=== Exercise instructions ===
Copy every entry precisely.

Start of Input for this task

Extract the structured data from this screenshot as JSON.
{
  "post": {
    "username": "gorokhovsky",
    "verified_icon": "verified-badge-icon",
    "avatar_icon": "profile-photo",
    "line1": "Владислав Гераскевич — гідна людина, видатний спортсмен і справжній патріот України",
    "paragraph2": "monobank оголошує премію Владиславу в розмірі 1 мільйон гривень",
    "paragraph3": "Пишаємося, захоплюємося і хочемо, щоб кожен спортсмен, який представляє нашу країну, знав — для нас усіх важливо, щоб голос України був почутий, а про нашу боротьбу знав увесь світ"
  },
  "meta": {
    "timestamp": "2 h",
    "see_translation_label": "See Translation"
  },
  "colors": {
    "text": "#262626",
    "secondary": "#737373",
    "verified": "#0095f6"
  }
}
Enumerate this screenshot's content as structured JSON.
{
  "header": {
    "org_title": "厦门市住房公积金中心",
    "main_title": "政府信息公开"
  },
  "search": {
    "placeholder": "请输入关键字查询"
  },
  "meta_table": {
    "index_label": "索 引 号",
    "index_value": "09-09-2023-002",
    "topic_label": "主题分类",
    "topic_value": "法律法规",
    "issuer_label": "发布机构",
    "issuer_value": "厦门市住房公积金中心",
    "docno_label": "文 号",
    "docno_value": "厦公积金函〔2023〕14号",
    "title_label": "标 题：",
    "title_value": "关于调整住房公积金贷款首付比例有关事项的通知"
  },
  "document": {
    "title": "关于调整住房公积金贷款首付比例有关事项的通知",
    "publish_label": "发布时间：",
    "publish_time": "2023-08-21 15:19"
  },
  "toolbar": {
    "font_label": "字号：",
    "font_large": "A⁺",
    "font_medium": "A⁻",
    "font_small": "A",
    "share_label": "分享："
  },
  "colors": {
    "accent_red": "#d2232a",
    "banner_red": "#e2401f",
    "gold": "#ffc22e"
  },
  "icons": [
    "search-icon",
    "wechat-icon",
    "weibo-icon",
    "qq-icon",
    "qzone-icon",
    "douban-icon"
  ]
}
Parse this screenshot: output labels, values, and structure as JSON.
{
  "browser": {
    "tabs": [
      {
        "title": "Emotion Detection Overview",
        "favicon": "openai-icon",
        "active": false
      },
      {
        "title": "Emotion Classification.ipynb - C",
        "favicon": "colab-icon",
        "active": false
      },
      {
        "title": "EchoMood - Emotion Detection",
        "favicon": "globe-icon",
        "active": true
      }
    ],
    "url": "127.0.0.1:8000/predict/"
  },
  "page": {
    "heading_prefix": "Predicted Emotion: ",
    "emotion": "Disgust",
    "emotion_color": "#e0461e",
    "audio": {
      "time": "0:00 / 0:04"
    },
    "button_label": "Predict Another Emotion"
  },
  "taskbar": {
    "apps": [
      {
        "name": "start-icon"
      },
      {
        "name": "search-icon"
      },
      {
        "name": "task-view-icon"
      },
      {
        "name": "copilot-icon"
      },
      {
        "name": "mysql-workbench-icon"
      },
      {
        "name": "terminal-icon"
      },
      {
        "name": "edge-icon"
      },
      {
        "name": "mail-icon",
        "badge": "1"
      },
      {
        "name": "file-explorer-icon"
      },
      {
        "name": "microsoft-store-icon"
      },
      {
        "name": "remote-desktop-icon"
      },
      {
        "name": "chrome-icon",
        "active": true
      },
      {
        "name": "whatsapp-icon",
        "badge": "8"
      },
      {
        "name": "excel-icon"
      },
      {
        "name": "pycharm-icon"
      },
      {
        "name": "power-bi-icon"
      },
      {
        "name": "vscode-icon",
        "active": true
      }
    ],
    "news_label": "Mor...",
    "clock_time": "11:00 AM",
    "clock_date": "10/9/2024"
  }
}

End of Input for this task

=== Expected output ===
Extract the structured data from this screenshot as JSON.
{
  "post": {
    "username": "gorokhovsky",
    "verified_icon": "verified-badge-icon",
    "avatar_icon": "profile-photo",
    "line1": "Владислав Гераскевич — гідна людина, видатний спортсмен і справжній патріот України",
    "paragraph2": "monobank оголошує премію Владиславу в розмірі 1 мільйон гривень",
    "paragraph3": "Пишаємося, захоплюємося і хочемо, щоб кожен спортсмен, який представляє нашу країну, знав — для нас усіх важливо, щоб голос України був почутий, а про нашу боротьбу знав увесь світ"
  },
  "meta": {
    "timestamp": "2 h",
    "see_translation_label": "See Translation"
  },
  "colors": {
    "text": "#262626",
    "secondary": "#737373",
    "verified": "#0095f6"
  }
}
Enumerate this screenshot's content as structured JSON.
{
  "header": {
    "org_title": "厦门市住房公积金中心",
    "main_title": "政府信息公开"
  },
  "search": {
    "placeholder": "请输入关键字查询"
  },
  "meta_table": {
    "index_label": "索 引 号",
    "index_value": "09-09-2023-002",
    "topic_label": "主题分类",
    "topic_value": "法律法规",
    "issuer_label": "发布机构",
    "issuer_value": "厦门市住房公积金中心",
    "docno_label": "文 号",
    "docno_value": "厦公积金函〔2023〕14号",
    "title_label": "标 题：",
    "title_value": "关于调整住房公积金贷款首付比例有关事项的通知"
  },
  "document": {
    "title": "关于调整住房公积金贷款首付比例有关事项的通知",
    "publish_label": "发布时间：",
    "publish_time": "2023-08-21 15:19"
  },
  "toolbar": {
    "font_label": "字号：",
    "font_large": "A⁺",
    "font_medium": "A⁻",
    "font_small": "A",
    "share_label": "分享："
  },
  "colors": {
    "accent_red": "#d2232a",
    "banner_red": "#e2401f",
    "gold": "#ffc22e"
  },
  "icons": [
    "search-icon",
    "wechat-icon",
    "weibo-icon",
    "qq-icon",
    "qzone-icon",
    "douban-icon"
  ]
}
Parse this screenshot: output labels, values, and structure as JSON.
{
  "browser": {
    "tabs": [
      {
        "title": "Emotion Detection Overview",
        "favicon": "openai-icon",
        "active": false
      },
      {
        "title": "Emotion Classification.ipynb - C",
        "favicon": "colab-icon",
        "active": false
      },
      {
        "title": "EchoMood - Emotion Detection",
        "favicon": "globe-icon",
        "active": true
      }
    ],
    "url": "127.0.0.1:8000/predict/"
  },
  "page": {
    "heading_prefix": "Predicted Emotion: ",
    "emotion": "Disgust",
    "emotion_color": "#e0461e",
    "audio": {
      "time": "0:00 / 0:04"
    },
    "button_label": "Predict Another Emotion"
  },
  "taskbar": {
    "apps": [
      {
        "name": "start-icon"
      },
      {
        "name": "search-icon"
      },
      {
        "name": "task-view-icon"
      },
      {
        "name": "copilot-icon"
      },
      {
        "name": "mysql-workbench-icon"
      },
      {
        "name": "terminal-icon"
      },
      {
        "name": "edge-icon"
      },
      {
        "name": "mail-icon",
        "badge": "1"
      },
      {
        "name": "file-explorer-icon"
      },
      {
        "name": "microsoft-store-icon"
      },
      {
        "name": "remote-desktop-icon"
      },
      {
        "name": "chrome-icon",
        "active": true
      },
      {
        "name": "whatsapp-icon",
        "badge": "8"
      },
      {
        "name": "excel-icon"
      },
      {
        "name": "pycharm-icon"
      },
      {
        "name": "power-bi-icon"
      },
      {
        "name": "vscode-icon",
        "active": true
      }
    ],
    "news_label": "Mor...",
    "clock_time": "11:00 AM",
    "clock_date": "10/9/2024"
  }
}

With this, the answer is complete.